### Extrait du texte
***

J.-M. P. : La mesure de l'audience des syndicats est incontournable. Etant donné qu'il y a une corrélation entre le nombre d'adhérents et l'audience d'un syndicat, la mesure de l'audience permet d'éviter la recherche, complexe, du nombre d'adhérents.

E & C : A quel type d'élection êtes-vous favorable ?

J.-M. P. : J'ai une préférence pour le système belge : des élections par branches, le même jour. Ce système a, notamment, l'avantage de réhabiliter la branche et d'éviter que les syndicats ne restent confinés dans l'entreprise.

Une élection au niveau de l'entreprise ne concernerait pas tous les salariés, car beaucoup, notamment dans les PME, n'iraient pas voter afin de ne pas se rendre suspects aux yeux de leur employeur. Quant à l'élection prud'homale, elle fournirait de mauvais indicateurs, car les syndicats ne s'y distinguent pas vraiment les uns des autres.

Par ailleurs, je suis favorable à une élection à deux tours, dont le premier serait ouvert à tous les syndicats légalement constitués et respectant les valeurs républicaines, et le second, ouvert aux non-syndiqués. Il me semble, en effet, risqué de réserver ces élections aux seules listes syndicales.

E & C : A quel niveau le seuil d'audience ouvrant droit à la représentativité devrait-il se situer ?

J.-M. P. : Le seuil pour accéder au droit de négocier devrait se situer à un niveau assez élevé - 10 % - pour inciter à des alliances et à des rassemblements entre syndicats, gages d'efficacité face à l'employeur. Il s'agit de maintenir un pluralisme syndical, sans créer de la dispersion.

E & C : Etes-vous favorable aux accords majoritaires ?

J.-M. P. : Oui. Les risques de blocage, invoqués par les employeurs, n'existent plus. Ainsi, la CGT signe les trois quarts des accords d'entreprise soumis à son approbation. Même là où elle est très majoritaire, elle a tendance à signer. En outre, la majorité d'engagement incite les syndicats à constituer des alliances, et la direction à rechercher le compromis.

E & C : Les accords d'entreprise devraient-ils pouvoir déroger aux normes de niveau supérieur ?

J.-M. P. : Ce n'est pas souhaitable du point de vue des salariés et ce n'est, de toute manière, pas vraiment souhaité par les entreprises. Les accords de branche sécurisent les PME qui n'ont pas les compétences pour négocier des accords bien bordés juridiquement. Surtout, les entreprises ont compris qu'elles n'ont pas intérêt à se concurrencer sur les droits sociaux. Ainsi, la possibilité, ouverte par la loi de mai 2004, qu'un accord d'entreprise déroge à un accord de branche n'a pas été utilisée par les entreprises, y compris dans les branches qui ne l'avaient pas interdite. Cette demande patronale est d'abord idéologique et constitue, pour le Medef, une monnaie d'échange face aux syndicats.

E & C : Faut-il réformer la représentativité des organisations patronales ?

J.-M. P. : Oui. Je ne vois pas pourquoi elles passeraient au travers de questions comme celle de l'absence de représentation des entreprises de l'économie sociale ou du fort taux d'abstention des employeurs aux élections prud'homales.

* Coauteur, avec Guy Groux, de La grève, presses de Sciences Po, 2008.

***

### Consigne écrite
Transcrivez le passage de l'entretien sur la représentativité syndicale qui débute par « E & C : A quel type » et se poursuit jusqu'à « confinés dans l'entreprise. ».

### Données disponibles
***

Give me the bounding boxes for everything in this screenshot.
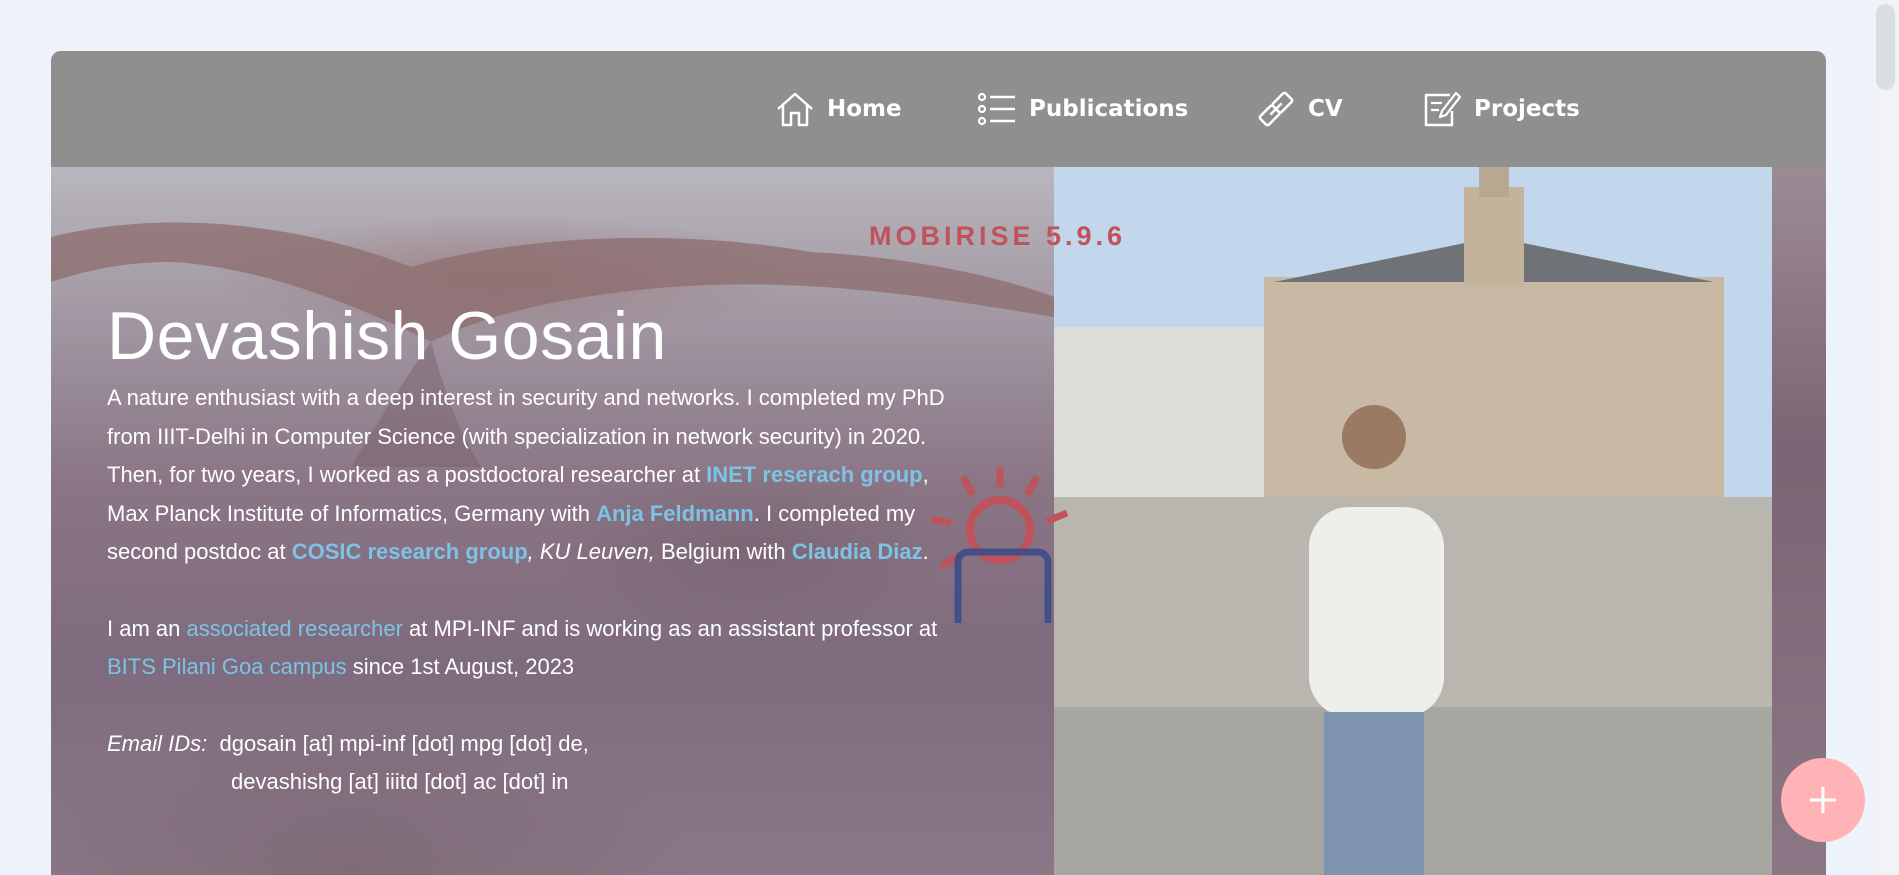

***

### Réponse à la consigne
E & C : A quel type d'élection êtes-vous favorable ?

J.-M. P. : J'ai une préférence pour le système belge : des élections par branches, le même jour. Ce système a, notamment, l'avantage de réhabiliter la branche et d'éviter que les syndicats ne restent confinés dans l'entreprise.